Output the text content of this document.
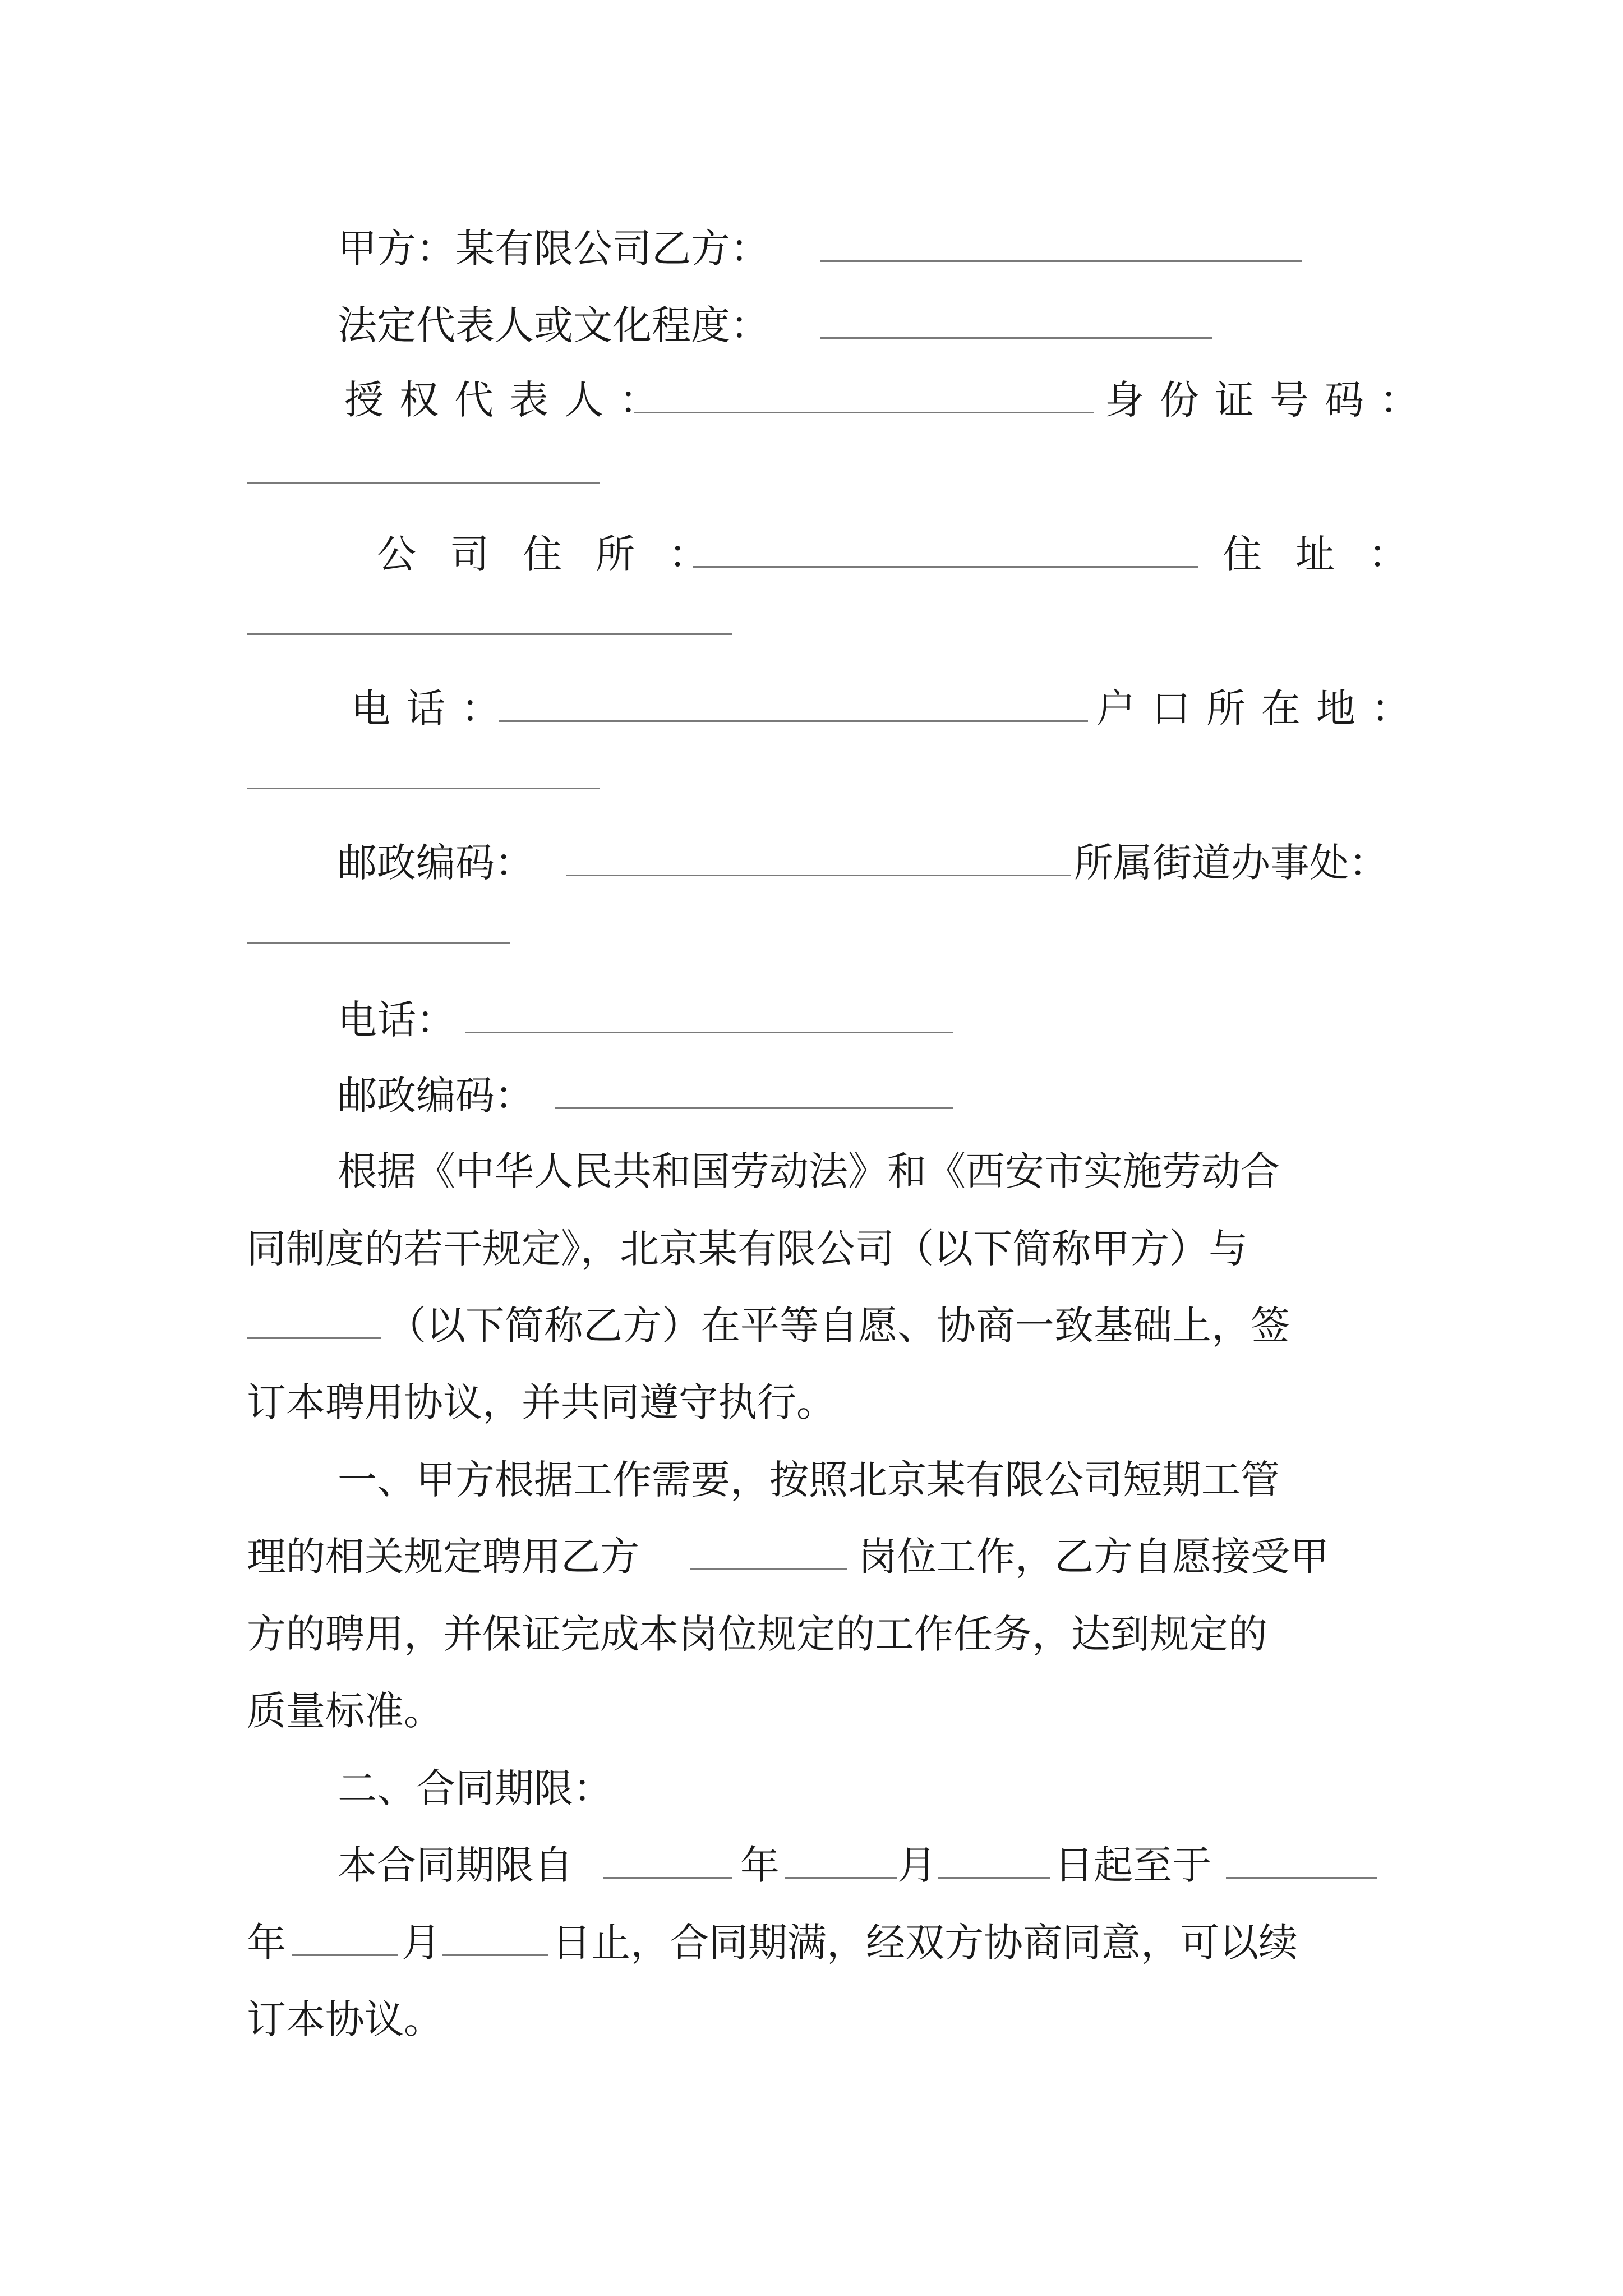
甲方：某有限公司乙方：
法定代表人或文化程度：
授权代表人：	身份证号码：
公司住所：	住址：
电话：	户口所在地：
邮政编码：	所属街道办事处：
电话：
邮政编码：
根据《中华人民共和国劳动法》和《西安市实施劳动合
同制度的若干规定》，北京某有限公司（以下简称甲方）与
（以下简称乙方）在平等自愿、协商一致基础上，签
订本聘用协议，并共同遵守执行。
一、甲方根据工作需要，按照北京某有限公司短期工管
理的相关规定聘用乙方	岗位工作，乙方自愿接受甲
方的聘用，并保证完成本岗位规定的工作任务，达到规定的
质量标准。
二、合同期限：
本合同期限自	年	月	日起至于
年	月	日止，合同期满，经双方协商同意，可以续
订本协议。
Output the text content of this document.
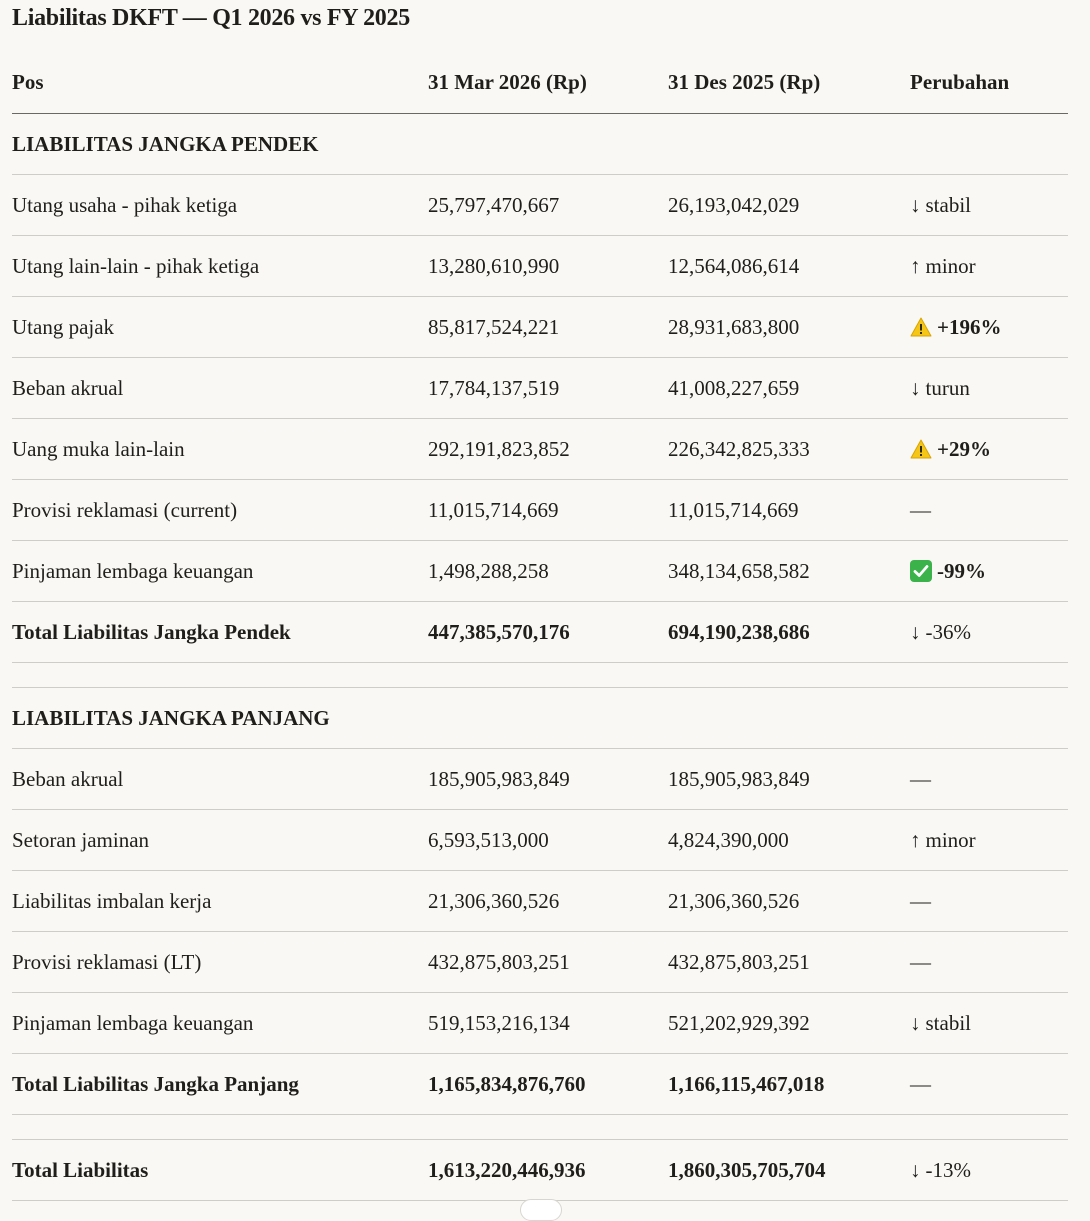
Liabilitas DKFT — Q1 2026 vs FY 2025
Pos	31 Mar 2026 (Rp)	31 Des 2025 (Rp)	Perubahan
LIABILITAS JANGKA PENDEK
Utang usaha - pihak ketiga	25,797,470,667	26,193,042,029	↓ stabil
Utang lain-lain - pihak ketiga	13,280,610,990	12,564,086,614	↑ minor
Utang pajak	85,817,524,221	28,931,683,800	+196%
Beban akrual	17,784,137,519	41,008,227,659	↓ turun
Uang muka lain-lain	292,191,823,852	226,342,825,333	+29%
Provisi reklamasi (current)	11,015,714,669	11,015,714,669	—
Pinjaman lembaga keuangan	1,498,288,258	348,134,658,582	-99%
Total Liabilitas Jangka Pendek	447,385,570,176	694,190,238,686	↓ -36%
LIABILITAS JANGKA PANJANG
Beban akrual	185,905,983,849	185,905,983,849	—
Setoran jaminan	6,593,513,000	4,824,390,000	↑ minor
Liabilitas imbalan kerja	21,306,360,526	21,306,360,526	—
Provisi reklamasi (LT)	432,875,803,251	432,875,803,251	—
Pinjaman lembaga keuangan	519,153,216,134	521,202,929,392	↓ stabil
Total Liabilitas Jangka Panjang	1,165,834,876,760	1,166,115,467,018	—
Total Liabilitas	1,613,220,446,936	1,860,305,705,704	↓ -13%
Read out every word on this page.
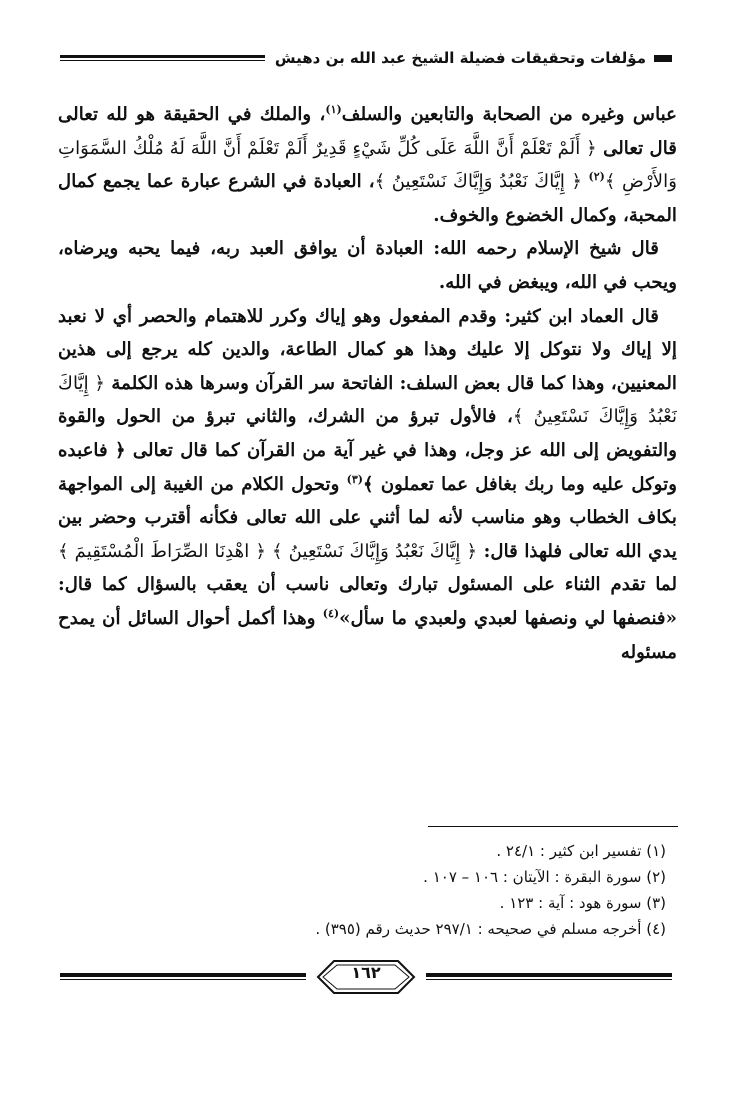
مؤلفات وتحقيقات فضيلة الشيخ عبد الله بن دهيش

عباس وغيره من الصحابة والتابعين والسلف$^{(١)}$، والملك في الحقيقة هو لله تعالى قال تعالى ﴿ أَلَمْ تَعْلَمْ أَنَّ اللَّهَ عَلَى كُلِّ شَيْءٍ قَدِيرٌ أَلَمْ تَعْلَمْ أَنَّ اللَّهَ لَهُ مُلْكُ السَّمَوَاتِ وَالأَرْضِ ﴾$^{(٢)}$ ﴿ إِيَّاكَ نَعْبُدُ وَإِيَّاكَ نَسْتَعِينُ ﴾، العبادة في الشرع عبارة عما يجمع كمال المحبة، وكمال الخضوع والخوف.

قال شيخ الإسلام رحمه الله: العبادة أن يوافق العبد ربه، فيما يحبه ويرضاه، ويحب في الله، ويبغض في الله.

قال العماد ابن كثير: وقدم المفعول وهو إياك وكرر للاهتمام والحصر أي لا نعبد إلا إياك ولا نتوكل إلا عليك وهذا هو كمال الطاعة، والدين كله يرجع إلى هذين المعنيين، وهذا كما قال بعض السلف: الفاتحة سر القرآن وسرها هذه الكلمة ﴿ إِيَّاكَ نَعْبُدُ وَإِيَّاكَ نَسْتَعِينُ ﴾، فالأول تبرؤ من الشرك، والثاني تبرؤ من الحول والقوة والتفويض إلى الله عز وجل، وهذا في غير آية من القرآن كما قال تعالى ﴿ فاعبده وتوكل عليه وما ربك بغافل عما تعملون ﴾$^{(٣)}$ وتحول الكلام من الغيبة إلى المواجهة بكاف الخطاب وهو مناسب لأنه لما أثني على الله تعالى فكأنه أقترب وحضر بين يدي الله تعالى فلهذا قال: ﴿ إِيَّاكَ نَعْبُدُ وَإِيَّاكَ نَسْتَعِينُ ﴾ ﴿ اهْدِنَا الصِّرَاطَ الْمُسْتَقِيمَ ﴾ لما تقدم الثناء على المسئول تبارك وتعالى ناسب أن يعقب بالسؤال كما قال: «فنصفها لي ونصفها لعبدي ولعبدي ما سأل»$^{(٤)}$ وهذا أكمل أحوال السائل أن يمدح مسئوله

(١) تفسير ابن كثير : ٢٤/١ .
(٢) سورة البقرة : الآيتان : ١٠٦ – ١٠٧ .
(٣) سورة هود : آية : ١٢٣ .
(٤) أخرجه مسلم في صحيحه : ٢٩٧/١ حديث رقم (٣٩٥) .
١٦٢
=======
● **Set exercise**: Pictures stay out of the copy; please restate every record above exactly.

● **Exercise result**:
Output the text content of this document.
甲方：某有限公司乙方：
法定代表人或文化程度：
授权代表人：	身份证号码：
公司住所：	住址：
电话：	户口所在地：
邮政编码：	所属街道办事处：
电话：
邮政编码：
根据《中华人民共和国劳动法》和《西安市实施劳动合
同制度的若干规定》，北京某有限公司（以下简称甲方）与
（以下简称乙方）在平等自愿、协商一致基础上，签
订本聘用协议，并共同遵守执行。
一、甲方根据工作需要，按照北京某有限公司短期工管
理的相关规定聘用乙方	岗位工作，乙方自愿接受甲
方的聘用，并保证完成本岗位规定的工作任务，达到规定的
质量标准。
二、合同期限：
本合同期限自	年	月	日起至于
年	月	日止，合同期满，经双方协商同意，可以续
订本协议。
Output the text content of this document.
Liabilitas DKFT — Q1 2026 vs FY 2025
Pos	31 Mar 2026 (Rp)	31 Des 2025 (Rp)	Perubahan
LIABILITAS JANGKA PENDEK
Utang usaha - pihak ketiga	25,797,470,667	26,193,042,029	↓ stabil
Utang lain-lain - pihak ketiga	13,280,610,990	12,564,086,614	↑ minor
Utang pajak	85,817,524,221	28,931,683,800	+196%
Beban akrual	17,784,137,519	41,008,227,659	↓ turun
Uang muka lain-lain	292,191,823,852	226,342,825,333	+29%
Provisi reklamasi (current)	11,015,714,669	11,015,714,669	—
Pinjaman lembaga keuangan	1,498,288,258	348,134,658,582	-99%
Total Liabilitas Jangka Pendek	447,385,570,176	694,190,238,686	↓ -36%
LIABILITAS JANGKA PANJANG
Beban akrual	185,905,983,849	185,905,983,849	—
Setoran jaminan	6,593,513,000	4,824,390,000	↑ minor
Liabilitas imbalan kerja	21,306,360,526	21,306,360,526	—
Provisi reklamasi (LT)	432,875,803,251	432,875,803,251	—
Pinjaman lembaga keuangan	519,153,216,134	521,202,929,392	↓ stabil
Total Liabilitas Jangka Panjang	1,165,834,876,760	1,166,115,467,018	—
Total Liabilitas	1,613,220,446,936	1,860,305,705,704	↓ -13%
Read out every word on this page.
مؤلفات وتحقيقات فضيلة الشيخ عبد الله بن دهيش

عباس وغيره من الصحابة والتابعين والسلف$^{(١)}$، والملك في الحقيقة هو لله تعالى قال تعالى ﴿ أَلَمْ تَعْلَمْ أَنَّ اللَّهَ عَلَى كُلِّ شَيْءٍ قَدِيرٌ أَلَمْ تَعْلَمْ أَنَّ اللَّهَ لَهُ مُلْكُ السَّمَوَاتِ وَالأَرْضِ ﴾$^{(٢)}$ ﴿ إِيَّاكَ نَعْبُدُ وَإِيَّاكَ نَسْتَعِينُ ﴾، العبادة في الشرع عبارة عما يجمع كمال المحبة، وكمال الخضوع والخوف.

قال شيخ الإسلام رحمه الله: العبادة أن يوافق العبد ربه، فيما يحبه ويرضاه، ويحب في الله، ويبغض في الله.

قال العماد ابن كثير: وقدم المفعول وهو إياك وكرر للاهتمام والحصر أي لا نعبد إلا إياك ولا نتوكل إلا عليك وهذا هو كمال الطاعة، والدين كله يرجع إلى هذين المعنيين، وهذا كما قال بعض السلف: الفاتحة سر القرآن وسرها هذه الكلمة ﴿ إِيَّاكَ نَعْبُدُ وَإِيَّاكَ نَسْتَعِينُ ﴾، فالأول تبرؤ من الشرك، والثاني تبرؤ من الحول والقوة والتفويض إلى الله عز وجل، وهذا في غير آية من القرآن كما قال تعالى ﴿ فاعبده وتوكل عليه وما ربك بغافل عما تعملون ﴾$^{(٣)}$ وتحول الكلام من الغيبة إلى المواجهة بكاف الخطاب وهو مناسب لأنه لما أثني على الله تعالى فكأنه أقترب وحضر بين يدي الله تعالى فلهذا قال: ﴿ إِيَّاكَ نَعْبُدُ وَإِيَّاكَ نَسْتَعِينُ ﴾ ﴿ اهْدِنَا الصِّرَاطَ الْمُسْتَقِيمَ ﴾ لما تقدم الثناء على المسئول تبارك وتعالى ناسب أن يعقب بالسؤال كما قال: «فنصفها لي ونصفها لعبدي ولعبدي ما سأل»$^{(٤)}$ وهذا أكمل أحوال السائل أن يمدح مسئوله

(١) تفسير ابن كثير : ٢٤/١ .
(٢) سورة البقرة : الآيتان : ١٠٦ – ١٠٧ .
(٣) سورة هود : آية : ١٢٣ .
(٤) أخرجه مسلم في صحيحه : ٢٩٧/١ حديث رقم (٣٩٥) .
١٦٢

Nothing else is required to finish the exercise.